-------- Exercise data --------
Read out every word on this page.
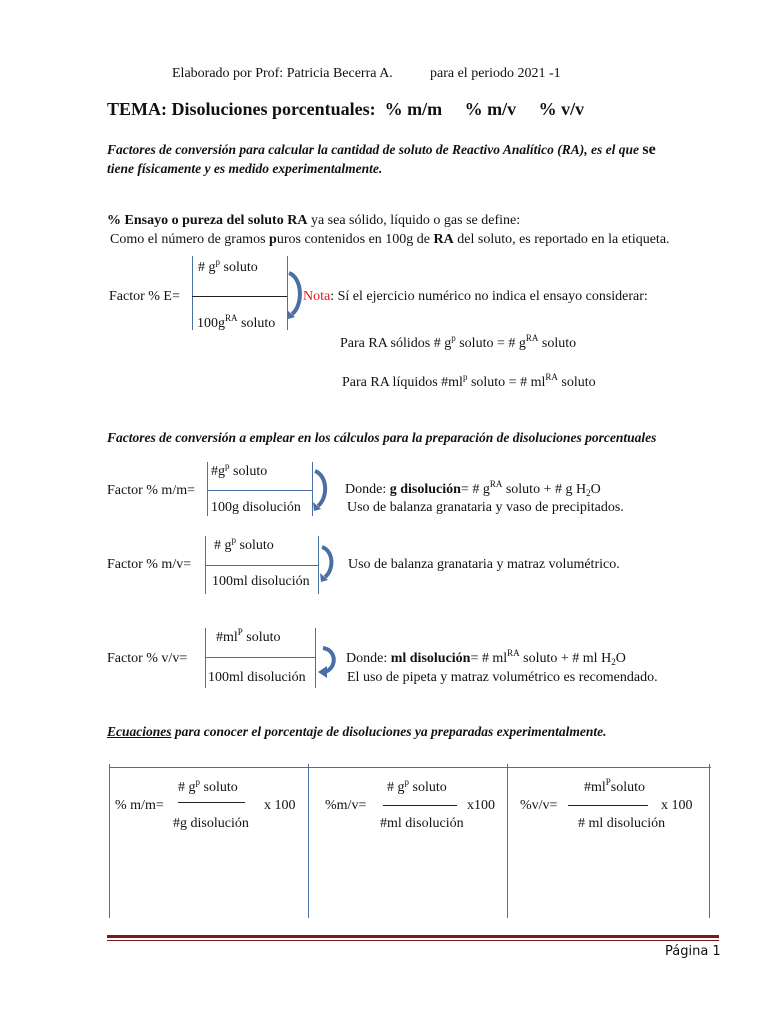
Elaborado por Prof: Patricia Becerra A.	para el periodo 2021 -1
TEMA: Disoluciones porcentuales: % m/m % m/v % v/v
Factores de conversión para calcular la cantidad de soluto de Reactivo Analítico (RA), es el que se
tiene físicamente y es medido experimentalmente.
% Ensayo o pureza del soluto RA ya sea sólido, líquido o gas se define:
Como el número de gramos puros contenidos en 100g de RA del soluto, es reportado en la etiqueta.
# $g^p$ soluto
Factor % E=
$100g^{RA}$ soluto
Nota: Sí el ejercicio numérico no indica el ensayo considerar:
Para RA sólidos # $g^p$ soluto = # $g^{RA}$ soluto
Para RA líquidos $\#ml^p$ soluto = # $ml^{RA}$ soluto
Factores de conversión a emplear en los cálculos para la preparación de disoluciones porcentuales
$\#g^p$ soluto
Factor % m/m=
100g disolución
Donde: g disolución= # $g^{RA}$ soluto + # g $H_2O$
Uso de balanza granataria y vaso de precipitados.
# $g^p$ soluto
Factor % m/v=
100ml disolución
Uso de balanza granataria y matraz volumétrico.
$\#ml^P$ soluto
Factor % v/v=
100ml disolución
Donde: ml disolución= # $ml^{RA}$ soluto + # ml $H_2O$
El uso de pipeta y matraz volumétrico es recomendado.
Ecuaciones para conocer el porcentaje de disoluciones ya preparadas experimentalmente.
# $g^p$ soluto
% m/m=	x 100
#g disolución
# $g^p$ soluto
%m/v=	x100
#ml disolución
$\#ml^Psoluto$
%v/v=	x 100
# ml disolución
Página 1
--------
## [Your instructions]
Select every line in the material above where the string "volumétrico" occurs, and copy it.

## [Answer to the task]
Uso de balanza granataria y matraz volumétrico.
El uso de pipeta y matraz volumétrico es recomendado.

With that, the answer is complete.